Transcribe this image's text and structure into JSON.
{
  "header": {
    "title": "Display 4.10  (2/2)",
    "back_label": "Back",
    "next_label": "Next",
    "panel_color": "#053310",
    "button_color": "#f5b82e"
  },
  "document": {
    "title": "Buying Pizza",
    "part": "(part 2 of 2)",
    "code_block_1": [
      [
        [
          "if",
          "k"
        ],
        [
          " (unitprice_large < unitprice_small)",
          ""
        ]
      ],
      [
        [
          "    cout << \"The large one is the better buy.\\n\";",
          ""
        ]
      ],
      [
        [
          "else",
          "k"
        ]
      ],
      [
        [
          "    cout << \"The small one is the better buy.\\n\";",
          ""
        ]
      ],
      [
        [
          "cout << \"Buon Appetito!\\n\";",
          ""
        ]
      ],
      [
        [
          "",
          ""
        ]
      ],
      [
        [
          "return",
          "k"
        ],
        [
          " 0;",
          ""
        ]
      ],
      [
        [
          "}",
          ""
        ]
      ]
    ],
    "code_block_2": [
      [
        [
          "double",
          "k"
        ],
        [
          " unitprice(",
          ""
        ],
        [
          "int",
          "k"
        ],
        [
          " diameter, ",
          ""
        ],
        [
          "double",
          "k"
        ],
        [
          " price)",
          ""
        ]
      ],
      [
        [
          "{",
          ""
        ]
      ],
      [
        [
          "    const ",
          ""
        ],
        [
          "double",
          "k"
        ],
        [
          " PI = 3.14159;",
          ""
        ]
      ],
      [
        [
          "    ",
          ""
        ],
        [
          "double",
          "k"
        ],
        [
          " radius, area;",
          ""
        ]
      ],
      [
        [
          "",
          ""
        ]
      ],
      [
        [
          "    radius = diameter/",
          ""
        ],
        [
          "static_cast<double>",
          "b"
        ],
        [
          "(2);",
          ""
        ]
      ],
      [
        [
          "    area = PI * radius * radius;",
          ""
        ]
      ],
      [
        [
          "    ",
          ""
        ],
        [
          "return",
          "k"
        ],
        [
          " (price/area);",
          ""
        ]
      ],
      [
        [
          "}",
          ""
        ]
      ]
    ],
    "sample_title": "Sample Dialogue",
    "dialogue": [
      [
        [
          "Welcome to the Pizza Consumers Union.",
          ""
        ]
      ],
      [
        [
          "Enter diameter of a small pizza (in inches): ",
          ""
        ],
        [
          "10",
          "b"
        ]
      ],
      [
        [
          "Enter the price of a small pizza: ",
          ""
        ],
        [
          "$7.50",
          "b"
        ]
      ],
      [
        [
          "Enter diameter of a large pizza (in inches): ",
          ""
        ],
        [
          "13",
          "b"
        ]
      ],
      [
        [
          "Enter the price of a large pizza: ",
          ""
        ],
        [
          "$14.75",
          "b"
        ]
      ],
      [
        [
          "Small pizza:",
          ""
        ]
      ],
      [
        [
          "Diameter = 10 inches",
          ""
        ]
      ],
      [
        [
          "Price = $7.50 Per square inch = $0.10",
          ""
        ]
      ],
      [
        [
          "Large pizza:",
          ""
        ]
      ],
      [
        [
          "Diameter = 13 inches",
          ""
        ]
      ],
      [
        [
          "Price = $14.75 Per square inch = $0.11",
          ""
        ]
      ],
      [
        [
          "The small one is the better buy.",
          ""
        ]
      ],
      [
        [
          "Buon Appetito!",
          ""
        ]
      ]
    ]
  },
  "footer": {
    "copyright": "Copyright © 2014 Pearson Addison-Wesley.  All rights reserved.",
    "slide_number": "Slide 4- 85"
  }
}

[TASK OBJECTIVE] Every line above should be printed again exactly as it stands.

[RESULT]
Transcribe this image's text and structure into JSON.
{
  "header": {
    "title": "Display 4.10  (2/2)",
    "back_label": "Back",
    "next_label": "Next",
    "panel_color": "#053310",
    "button_color": "#f5b82e"
  },
  "document": {
    "title": "Buying Pizza",
    "part": "(part 2 of 2)",
    "code_block_1": [
      [
        [
          "if",
          "k"
        ],
        [
          " (unitprice_large < unitprice_small)",
          ""
        ]
      ],
      [
        [
          "    cout << \"The large one is the better buy.\\n\";",
          ""
        ]
      ],
      [
        [
          "else",
          "k"
        ]
      ],
      [
        [
          "    cout << \"The small one is the better buy.\\n\";",
          ""
        ]
      ],
      [
        [
          "cout << \"Buon Appetito!\\n\";",
          ""
        ]
      ],
      [
        [
          "",
          ""
        ]
      ],
      [
        [
          "return",
          "k"
        ],
        [
          " 0;",
          ""
        ]
      ],
      [
        [
          "}",
          ""
        ]
      ]
    ],
    "code_block_2": [
      [
        [
          "double",
          "k"
        ],
        [
          " unitprice(",
          ""
        ],
        [
          "int",
          "k"
        ],
        [
          " diameter, ",
          ""
        ],
        [
          "double",
          "k"
        ],
        [
          " price)",
          ""
        ]
      ],
      [
        [
          "{",
          ""
        ]
      ],
      [
        [
          "    const ",
          ""
        ],
        [
          "double",
          "k"
        ],
        [
          " PI = 3.14159;",
          ""
        ]
      ],
      [
        [
          "    ",
          ""
        ],
        [
          "double",
          "k"
        ],
        [
          " radius, area;",
          ""
        ]
      ],
      [
        [
          "",
          ""
        ]
      ],
      [
        [
          "    radius = diameter/",
          ""
        ],
        [
          "static_cast<double>",
          "b"
        ],
        [
          "(2);",
          ""
        ]
      ],
      [
        [
          "    area = PI * radius * radius;",
          ""
        ]
      ],
      [
        [
          "    ",
          ""
        ],
        [
          "return",
          "k"
        ],
        [
          " (price/area);",
          ""
        ]
      ],
      [
        [
          "}",
          ""
        ]
      ]
    ],
    "sample_title": "Sample Dialogue",
    "dialogue": [
      [
        [
          "Welcome to the Pizza Consumers Union.",
          ""
        ]
      ],
      [
        [
          "Enter diameter of a small pizza (in inches): ",
          ""
        ],
        [
          "10",
          "b"
        ]
      ],
      [
        [
          "Enter the price of a small pizza: ",
          ""
        ],
        [
          "$7.50",
          "b"
        ]
      ],
      [
        [
          "Enter diameter of a large pizza (in inches): ",
          ""
        ],
        [
          "13",
          "b"
        ]
      ],
      [
        [
          "Enter the price of a large pizza: ",
          ""
        ],
        [
          "$14.75",
          "b"
        ]
      ],
      [
        [
          "Small pizza:",
          ""
        ]
      ],
      [
        [
          "Diameter = 10 inches",
          ""
        ]
      ],
      [
        [
          "Price = $7.50 Per square inch = $0.10",
          ""
        ]
      ],
      [
        [
          "Large pizza:",
          ""
        ]
      ],
      [
        [
          "Diameter = 13 inches",
          ""
        ]
      ],
      [
        [
          "Price = $14.75 Per square inch = $0.11",
          ""
        ]
      ],
      [
        [
          "The small one is the better buy.",
          ""
        ]
      ],
      [
        [
          "Buon Appetito!",
          ""
        ]
      ]
    ]
  },
  "footer": {
    "copyright": "Copyright © 2014 Pearson Addison-Wesley.  All rights reserved.",
    "slide_number": "Slide 4- 85"
  }
}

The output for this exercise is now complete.